Task requirements: Show each line of the data below that has the string "Gbps" in it.

(Records that describe figures)

---+---

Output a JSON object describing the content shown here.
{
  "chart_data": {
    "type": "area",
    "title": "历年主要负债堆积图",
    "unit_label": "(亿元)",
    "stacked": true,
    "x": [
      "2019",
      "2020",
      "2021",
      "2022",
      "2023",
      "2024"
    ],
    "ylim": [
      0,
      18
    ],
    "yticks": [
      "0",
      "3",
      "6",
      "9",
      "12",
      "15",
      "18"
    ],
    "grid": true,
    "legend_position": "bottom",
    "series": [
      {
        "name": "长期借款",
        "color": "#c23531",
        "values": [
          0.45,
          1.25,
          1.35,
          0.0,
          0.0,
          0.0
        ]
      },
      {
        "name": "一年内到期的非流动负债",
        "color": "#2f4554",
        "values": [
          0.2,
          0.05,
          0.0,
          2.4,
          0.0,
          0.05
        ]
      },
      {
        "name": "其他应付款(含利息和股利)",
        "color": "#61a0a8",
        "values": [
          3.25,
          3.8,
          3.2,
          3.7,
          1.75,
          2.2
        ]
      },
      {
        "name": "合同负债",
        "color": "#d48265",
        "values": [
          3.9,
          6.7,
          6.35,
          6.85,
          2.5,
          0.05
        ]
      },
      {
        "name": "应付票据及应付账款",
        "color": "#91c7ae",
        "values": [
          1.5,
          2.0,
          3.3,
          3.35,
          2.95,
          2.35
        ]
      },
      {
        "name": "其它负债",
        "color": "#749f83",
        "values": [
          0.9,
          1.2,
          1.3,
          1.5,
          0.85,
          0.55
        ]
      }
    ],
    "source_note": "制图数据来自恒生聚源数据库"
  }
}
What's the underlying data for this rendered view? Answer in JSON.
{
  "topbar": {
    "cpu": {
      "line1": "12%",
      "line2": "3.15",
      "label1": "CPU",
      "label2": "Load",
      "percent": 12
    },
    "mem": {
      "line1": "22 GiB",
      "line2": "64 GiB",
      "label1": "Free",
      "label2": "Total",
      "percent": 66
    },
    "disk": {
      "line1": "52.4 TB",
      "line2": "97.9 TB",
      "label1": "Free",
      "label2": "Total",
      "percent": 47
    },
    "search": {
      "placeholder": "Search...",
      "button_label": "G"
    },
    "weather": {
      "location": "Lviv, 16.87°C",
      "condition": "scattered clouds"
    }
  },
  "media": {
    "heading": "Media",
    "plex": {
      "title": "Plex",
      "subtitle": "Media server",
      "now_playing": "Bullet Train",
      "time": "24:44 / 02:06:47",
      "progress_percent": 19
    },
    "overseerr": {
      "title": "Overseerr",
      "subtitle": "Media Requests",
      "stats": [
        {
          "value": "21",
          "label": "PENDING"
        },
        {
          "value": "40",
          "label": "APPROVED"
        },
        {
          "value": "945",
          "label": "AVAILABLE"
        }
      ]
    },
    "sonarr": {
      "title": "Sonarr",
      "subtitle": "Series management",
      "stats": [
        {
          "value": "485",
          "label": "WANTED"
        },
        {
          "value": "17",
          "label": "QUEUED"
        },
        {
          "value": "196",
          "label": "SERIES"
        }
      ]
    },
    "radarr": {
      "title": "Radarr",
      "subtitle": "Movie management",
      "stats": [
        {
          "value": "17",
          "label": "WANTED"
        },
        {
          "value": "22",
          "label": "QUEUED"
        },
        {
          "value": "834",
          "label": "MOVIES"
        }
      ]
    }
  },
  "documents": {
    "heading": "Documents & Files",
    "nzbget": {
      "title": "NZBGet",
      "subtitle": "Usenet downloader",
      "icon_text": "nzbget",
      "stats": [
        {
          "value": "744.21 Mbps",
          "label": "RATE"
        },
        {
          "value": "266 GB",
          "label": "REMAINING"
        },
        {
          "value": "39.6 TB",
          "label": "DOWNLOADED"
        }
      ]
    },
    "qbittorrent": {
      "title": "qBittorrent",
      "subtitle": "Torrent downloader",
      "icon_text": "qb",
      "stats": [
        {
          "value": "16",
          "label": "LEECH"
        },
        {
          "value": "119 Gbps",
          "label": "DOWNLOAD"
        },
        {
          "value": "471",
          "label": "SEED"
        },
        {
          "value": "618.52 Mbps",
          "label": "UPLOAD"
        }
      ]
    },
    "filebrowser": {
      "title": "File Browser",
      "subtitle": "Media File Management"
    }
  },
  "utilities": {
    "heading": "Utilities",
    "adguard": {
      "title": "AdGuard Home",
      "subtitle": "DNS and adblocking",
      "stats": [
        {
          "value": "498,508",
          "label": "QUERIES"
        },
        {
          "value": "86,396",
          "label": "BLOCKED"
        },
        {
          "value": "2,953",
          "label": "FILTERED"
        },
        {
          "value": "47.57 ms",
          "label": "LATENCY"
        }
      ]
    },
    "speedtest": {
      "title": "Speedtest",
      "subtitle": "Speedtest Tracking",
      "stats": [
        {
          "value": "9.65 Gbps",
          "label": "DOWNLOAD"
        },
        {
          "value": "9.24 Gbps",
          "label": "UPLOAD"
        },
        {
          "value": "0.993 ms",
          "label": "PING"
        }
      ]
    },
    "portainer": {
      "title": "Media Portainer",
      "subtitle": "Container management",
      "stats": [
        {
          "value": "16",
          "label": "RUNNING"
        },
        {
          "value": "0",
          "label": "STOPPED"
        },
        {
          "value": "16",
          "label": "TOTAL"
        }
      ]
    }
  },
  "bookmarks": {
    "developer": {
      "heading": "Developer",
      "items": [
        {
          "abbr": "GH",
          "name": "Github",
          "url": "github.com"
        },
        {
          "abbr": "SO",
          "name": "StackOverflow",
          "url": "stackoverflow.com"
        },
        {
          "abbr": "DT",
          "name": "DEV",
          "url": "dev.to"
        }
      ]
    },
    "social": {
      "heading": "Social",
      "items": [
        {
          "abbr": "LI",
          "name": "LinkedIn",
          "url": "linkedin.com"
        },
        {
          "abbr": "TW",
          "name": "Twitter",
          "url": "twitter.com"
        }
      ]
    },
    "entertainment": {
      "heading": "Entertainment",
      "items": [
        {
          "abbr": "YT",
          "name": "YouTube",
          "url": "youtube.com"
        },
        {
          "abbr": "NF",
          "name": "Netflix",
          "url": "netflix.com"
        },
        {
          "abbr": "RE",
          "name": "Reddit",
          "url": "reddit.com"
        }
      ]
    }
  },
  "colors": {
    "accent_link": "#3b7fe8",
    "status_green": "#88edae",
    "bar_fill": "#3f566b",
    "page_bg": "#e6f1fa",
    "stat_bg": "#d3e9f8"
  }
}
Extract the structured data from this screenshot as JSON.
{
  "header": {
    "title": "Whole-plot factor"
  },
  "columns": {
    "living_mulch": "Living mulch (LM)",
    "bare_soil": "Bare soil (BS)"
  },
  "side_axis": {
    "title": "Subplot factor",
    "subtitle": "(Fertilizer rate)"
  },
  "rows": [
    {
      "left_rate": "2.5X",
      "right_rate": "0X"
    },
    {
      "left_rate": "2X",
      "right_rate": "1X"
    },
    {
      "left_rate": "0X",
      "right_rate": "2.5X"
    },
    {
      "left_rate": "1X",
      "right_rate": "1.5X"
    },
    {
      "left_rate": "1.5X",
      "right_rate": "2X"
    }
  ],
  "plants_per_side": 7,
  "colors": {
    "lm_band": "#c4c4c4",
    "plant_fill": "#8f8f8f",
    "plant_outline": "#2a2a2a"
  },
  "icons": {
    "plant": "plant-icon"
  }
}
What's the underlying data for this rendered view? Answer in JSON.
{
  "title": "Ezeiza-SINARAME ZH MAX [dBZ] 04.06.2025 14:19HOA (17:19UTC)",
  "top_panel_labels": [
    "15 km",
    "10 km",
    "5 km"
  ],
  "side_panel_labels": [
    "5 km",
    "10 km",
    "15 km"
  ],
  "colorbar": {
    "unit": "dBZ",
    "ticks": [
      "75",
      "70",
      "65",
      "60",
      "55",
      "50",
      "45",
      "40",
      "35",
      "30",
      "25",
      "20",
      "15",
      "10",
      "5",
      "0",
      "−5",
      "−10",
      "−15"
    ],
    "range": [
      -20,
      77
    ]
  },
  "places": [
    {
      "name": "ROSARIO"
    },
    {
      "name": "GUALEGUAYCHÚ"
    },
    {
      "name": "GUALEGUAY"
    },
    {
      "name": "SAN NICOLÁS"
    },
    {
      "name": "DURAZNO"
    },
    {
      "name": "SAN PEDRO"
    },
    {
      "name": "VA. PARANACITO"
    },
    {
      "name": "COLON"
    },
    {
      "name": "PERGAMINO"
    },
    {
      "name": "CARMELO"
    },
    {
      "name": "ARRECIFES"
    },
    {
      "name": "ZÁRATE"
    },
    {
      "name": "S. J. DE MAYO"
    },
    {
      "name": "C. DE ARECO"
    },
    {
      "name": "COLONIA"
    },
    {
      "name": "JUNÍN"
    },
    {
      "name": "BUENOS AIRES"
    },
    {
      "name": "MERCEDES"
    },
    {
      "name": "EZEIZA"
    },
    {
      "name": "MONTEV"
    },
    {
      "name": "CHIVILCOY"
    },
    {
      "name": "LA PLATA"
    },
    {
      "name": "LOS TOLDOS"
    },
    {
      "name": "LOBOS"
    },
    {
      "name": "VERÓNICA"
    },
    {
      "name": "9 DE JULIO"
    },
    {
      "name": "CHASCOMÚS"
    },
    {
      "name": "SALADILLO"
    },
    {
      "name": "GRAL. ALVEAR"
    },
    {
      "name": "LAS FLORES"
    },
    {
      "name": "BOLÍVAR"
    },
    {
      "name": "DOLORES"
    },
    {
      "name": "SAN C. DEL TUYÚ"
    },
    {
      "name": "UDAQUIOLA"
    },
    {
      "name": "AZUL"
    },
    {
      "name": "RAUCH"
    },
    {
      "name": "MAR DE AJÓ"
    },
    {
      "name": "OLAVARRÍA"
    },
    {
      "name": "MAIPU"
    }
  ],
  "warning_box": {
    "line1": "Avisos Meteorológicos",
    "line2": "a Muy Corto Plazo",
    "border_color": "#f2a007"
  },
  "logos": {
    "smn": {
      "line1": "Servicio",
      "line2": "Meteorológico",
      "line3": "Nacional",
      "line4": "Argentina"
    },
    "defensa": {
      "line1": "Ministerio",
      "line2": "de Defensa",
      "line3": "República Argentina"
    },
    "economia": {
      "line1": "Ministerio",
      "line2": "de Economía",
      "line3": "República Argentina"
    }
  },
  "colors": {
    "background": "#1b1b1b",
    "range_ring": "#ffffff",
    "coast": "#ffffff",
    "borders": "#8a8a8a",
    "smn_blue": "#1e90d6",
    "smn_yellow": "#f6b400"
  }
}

---+---

Result of this exercise:
          "value": "119 Gbps",
          "value": "9.65 Gbps",
          "value": "9.24 Gbps",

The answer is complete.